Data records:
========

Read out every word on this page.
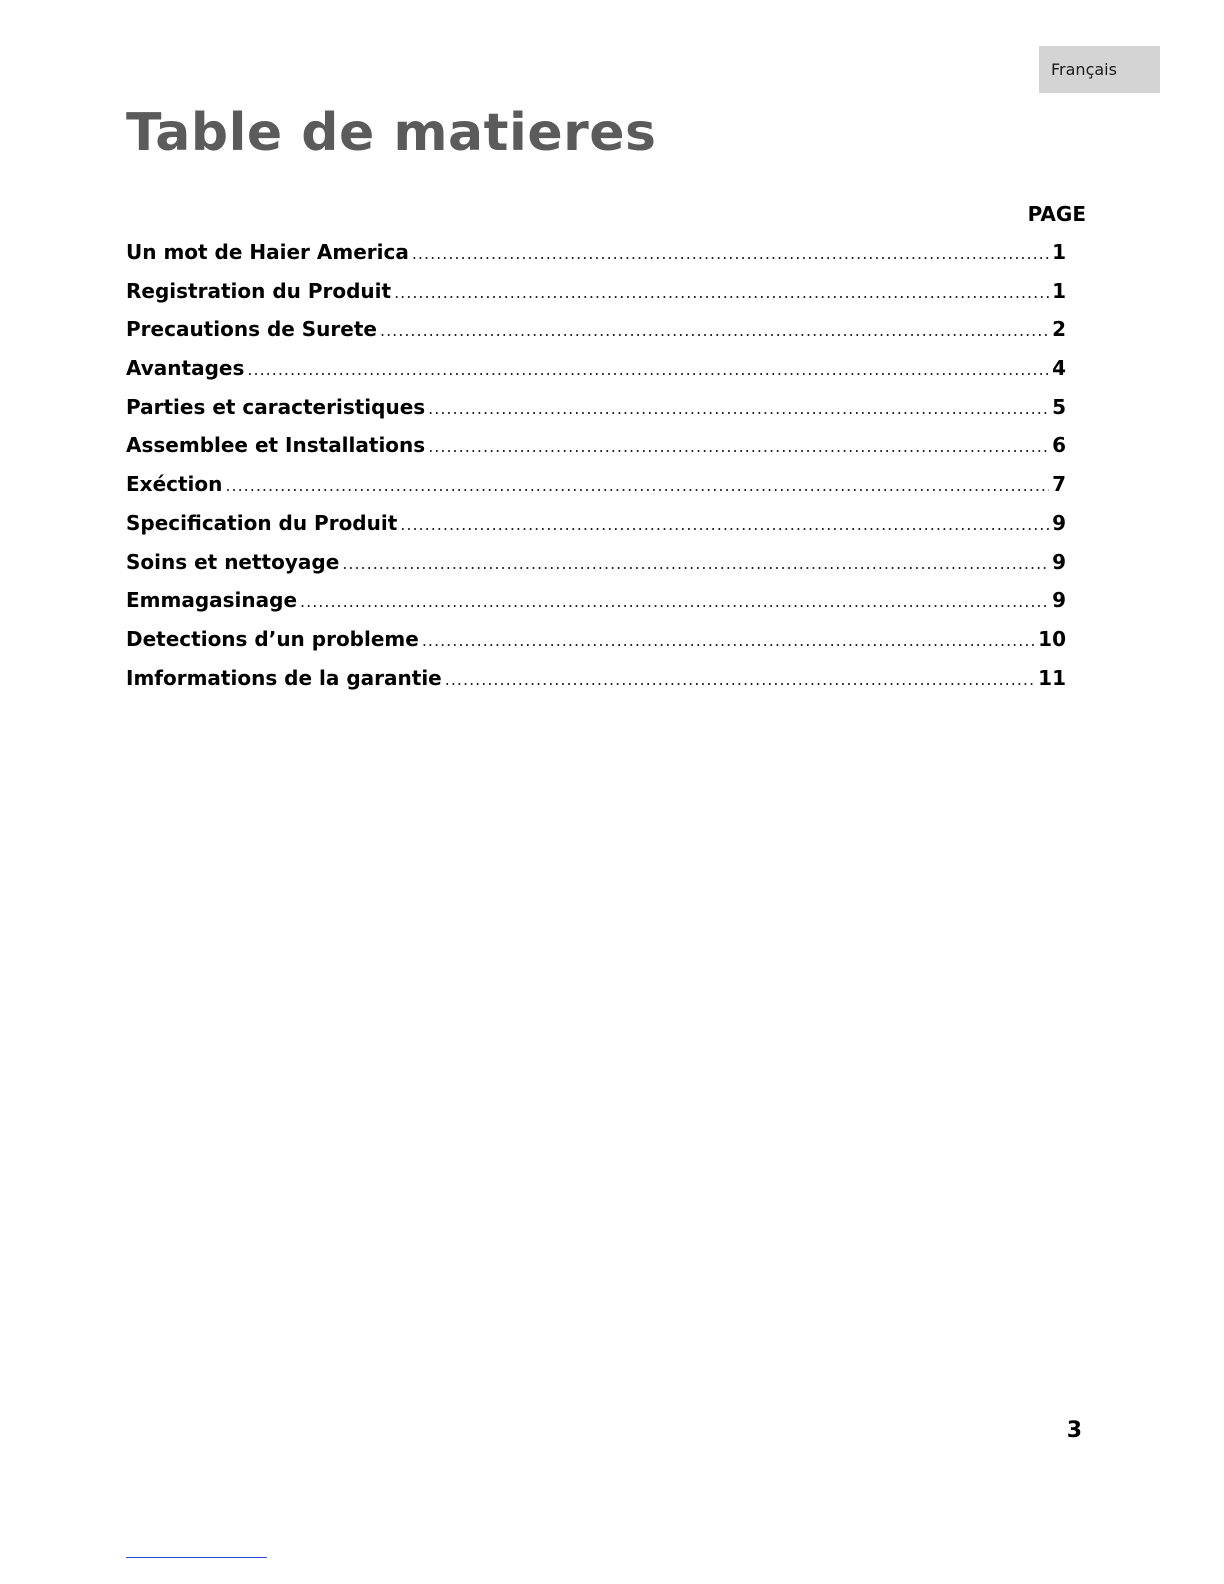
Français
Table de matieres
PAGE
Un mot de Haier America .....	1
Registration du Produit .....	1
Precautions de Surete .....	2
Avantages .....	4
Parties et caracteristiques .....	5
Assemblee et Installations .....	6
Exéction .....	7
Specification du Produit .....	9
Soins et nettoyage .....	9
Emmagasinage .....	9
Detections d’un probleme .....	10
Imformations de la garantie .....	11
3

========

● Exercise goal:
Determine how many lines of the data contain "Produit" and give nothing but that number.

● Final result:
2